§ Objective: Copy all lines in which the word "constant" can be found.

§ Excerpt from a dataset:
** Begin **
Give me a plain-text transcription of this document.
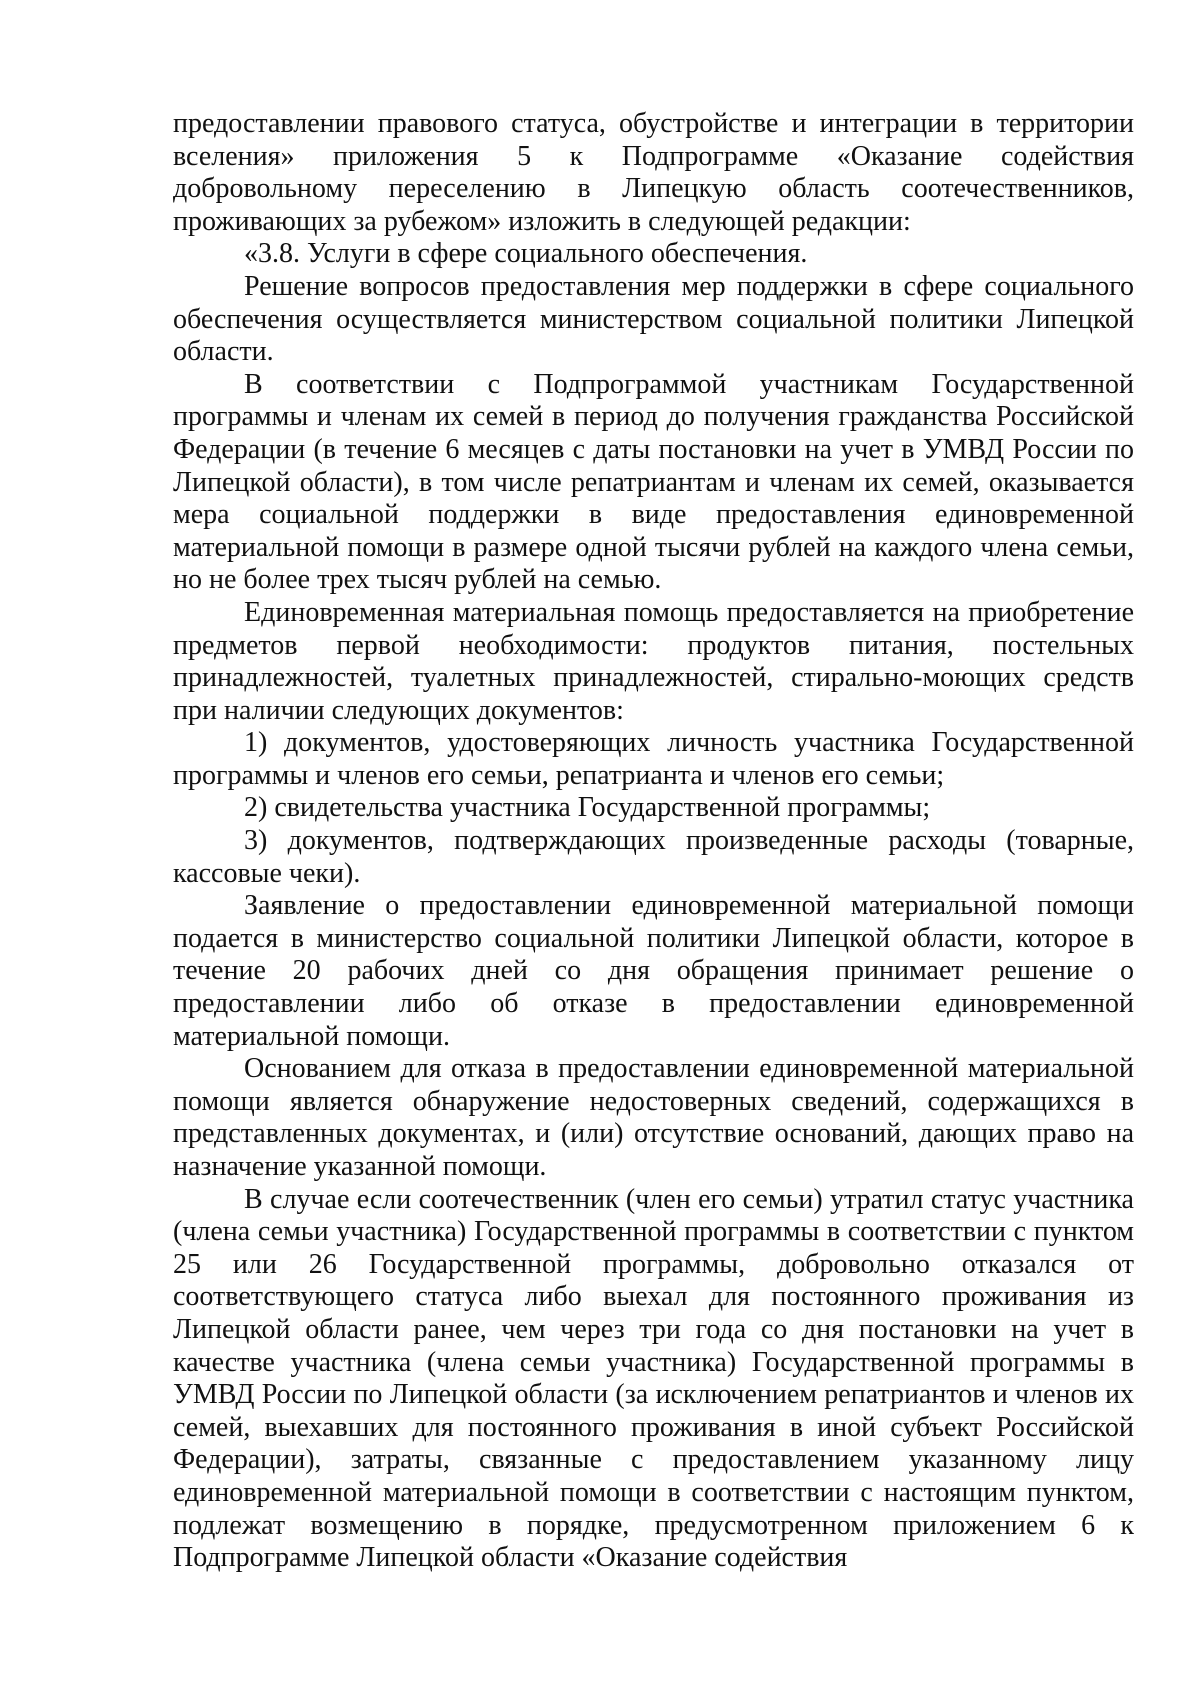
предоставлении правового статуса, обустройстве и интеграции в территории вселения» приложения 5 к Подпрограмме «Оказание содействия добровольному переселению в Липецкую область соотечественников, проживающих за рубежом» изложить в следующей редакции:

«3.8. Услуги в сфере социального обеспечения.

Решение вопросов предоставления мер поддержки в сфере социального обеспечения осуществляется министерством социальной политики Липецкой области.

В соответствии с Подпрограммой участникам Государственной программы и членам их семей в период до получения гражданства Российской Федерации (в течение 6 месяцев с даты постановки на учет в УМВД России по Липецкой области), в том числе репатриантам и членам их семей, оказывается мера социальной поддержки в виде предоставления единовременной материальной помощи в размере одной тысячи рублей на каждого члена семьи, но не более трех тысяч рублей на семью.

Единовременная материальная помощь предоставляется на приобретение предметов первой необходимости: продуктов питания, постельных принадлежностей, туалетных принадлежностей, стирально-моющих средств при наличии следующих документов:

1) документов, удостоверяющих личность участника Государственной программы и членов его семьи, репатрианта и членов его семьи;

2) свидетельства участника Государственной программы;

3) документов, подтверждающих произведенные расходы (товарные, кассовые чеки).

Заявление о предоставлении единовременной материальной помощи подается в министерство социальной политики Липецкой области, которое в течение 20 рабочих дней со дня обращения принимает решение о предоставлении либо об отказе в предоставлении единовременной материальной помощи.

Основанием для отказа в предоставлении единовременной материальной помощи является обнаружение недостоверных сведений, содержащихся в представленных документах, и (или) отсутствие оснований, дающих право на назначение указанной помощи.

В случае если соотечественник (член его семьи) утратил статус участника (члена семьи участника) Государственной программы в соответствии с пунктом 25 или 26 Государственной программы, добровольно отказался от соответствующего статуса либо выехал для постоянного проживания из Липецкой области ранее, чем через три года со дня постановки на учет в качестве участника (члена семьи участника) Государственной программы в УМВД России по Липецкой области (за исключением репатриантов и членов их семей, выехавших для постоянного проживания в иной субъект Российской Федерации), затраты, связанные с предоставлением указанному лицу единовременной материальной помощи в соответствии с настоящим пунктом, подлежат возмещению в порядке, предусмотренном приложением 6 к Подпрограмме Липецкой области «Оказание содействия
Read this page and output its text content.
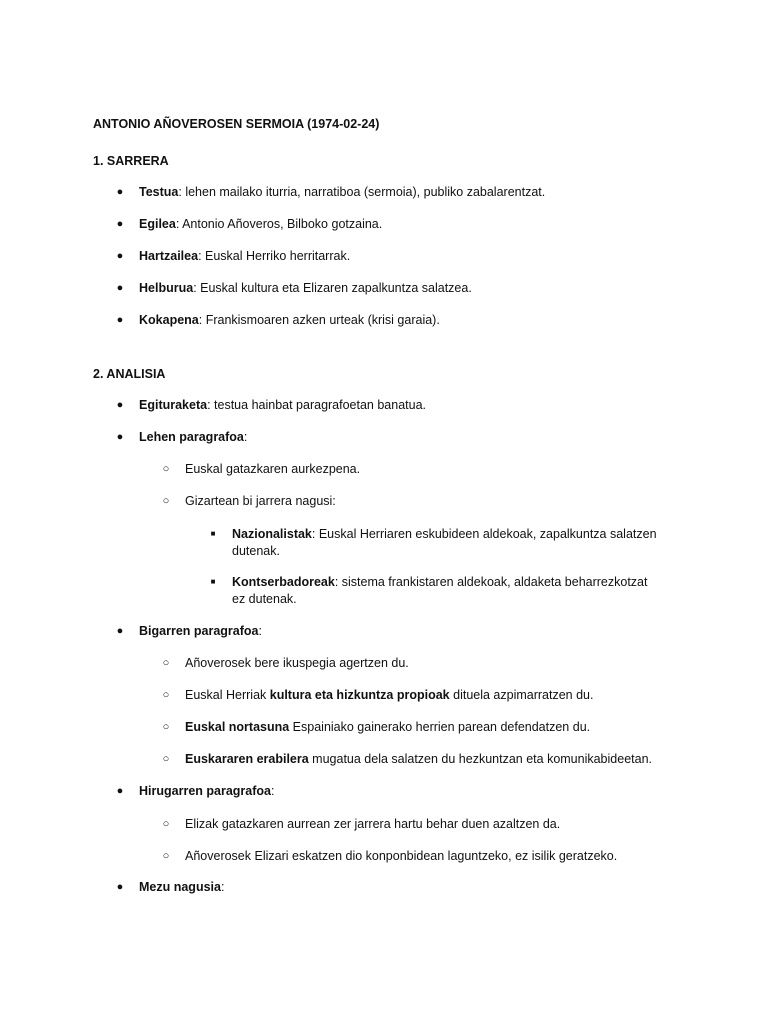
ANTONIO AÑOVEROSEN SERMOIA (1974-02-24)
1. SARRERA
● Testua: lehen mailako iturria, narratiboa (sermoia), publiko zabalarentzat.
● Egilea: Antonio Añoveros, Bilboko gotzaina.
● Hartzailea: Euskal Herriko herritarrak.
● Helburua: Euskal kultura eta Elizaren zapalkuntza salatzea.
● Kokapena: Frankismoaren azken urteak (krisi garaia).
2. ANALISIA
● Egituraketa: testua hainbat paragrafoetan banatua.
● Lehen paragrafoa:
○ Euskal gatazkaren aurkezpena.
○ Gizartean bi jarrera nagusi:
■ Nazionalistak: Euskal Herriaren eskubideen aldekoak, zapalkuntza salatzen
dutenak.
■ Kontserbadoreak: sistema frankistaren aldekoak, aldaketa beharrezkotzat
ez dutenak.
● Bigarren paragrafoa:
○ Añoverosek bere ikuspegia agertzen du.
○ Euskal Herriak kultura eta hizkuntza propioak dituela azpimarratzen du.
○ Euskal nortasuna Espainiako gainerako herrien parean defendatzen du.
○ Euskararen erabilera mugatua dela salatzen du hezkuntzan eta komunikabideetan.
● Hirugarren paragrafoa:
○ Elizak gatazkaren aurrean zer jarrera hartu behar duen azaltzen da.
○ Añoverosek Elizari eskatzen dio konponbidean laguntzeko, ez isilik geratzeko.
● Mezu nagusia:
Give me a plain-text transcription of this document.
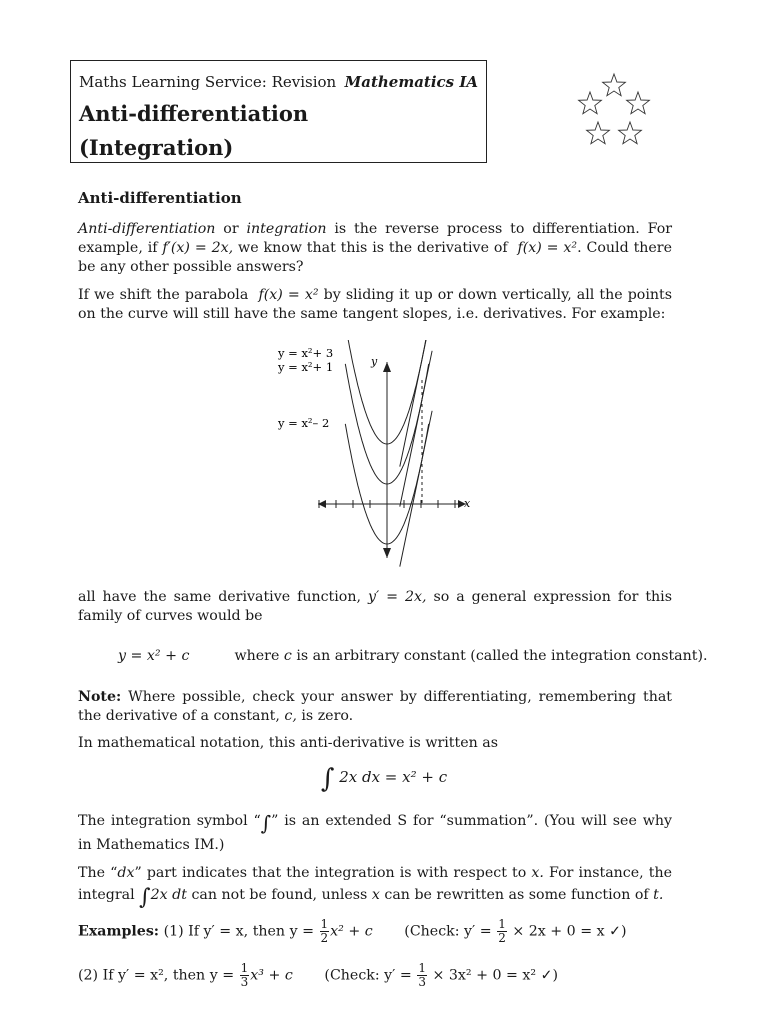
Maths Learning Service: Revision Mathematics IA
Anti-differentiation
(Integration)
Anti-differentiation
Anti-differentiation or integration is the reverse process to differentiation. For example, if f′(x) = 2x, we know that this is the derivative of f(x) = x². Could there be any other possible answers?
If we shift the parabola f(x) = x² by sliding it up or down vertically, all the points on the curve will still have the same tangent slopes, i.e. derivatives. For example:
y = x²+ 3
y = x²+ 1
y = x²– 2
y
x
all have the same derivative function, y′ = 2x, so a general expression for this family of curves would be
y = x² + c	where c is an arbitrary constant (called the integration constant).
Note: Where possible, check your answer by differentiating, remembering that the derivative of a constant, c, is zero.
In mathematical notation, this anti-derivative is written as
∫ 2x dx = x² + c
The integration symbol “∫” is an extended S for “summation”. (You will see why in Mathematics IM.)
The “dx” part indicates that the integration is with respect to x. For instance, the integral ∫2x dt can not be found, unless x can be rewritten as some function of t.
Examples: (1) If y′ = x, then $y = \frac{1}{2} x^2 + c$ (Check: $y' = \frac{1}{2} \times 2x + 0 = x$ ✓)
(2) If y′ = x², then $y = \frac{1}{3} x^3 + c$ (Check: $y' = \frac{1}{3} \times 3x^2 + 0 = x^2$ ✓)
** End **
§ Answer:
y = x² + c	where c is an arbitrary constant (called the integration constant).
Note: Where possible, check your answer by differentiating, remembering that the derivative of a constant, c, is zero.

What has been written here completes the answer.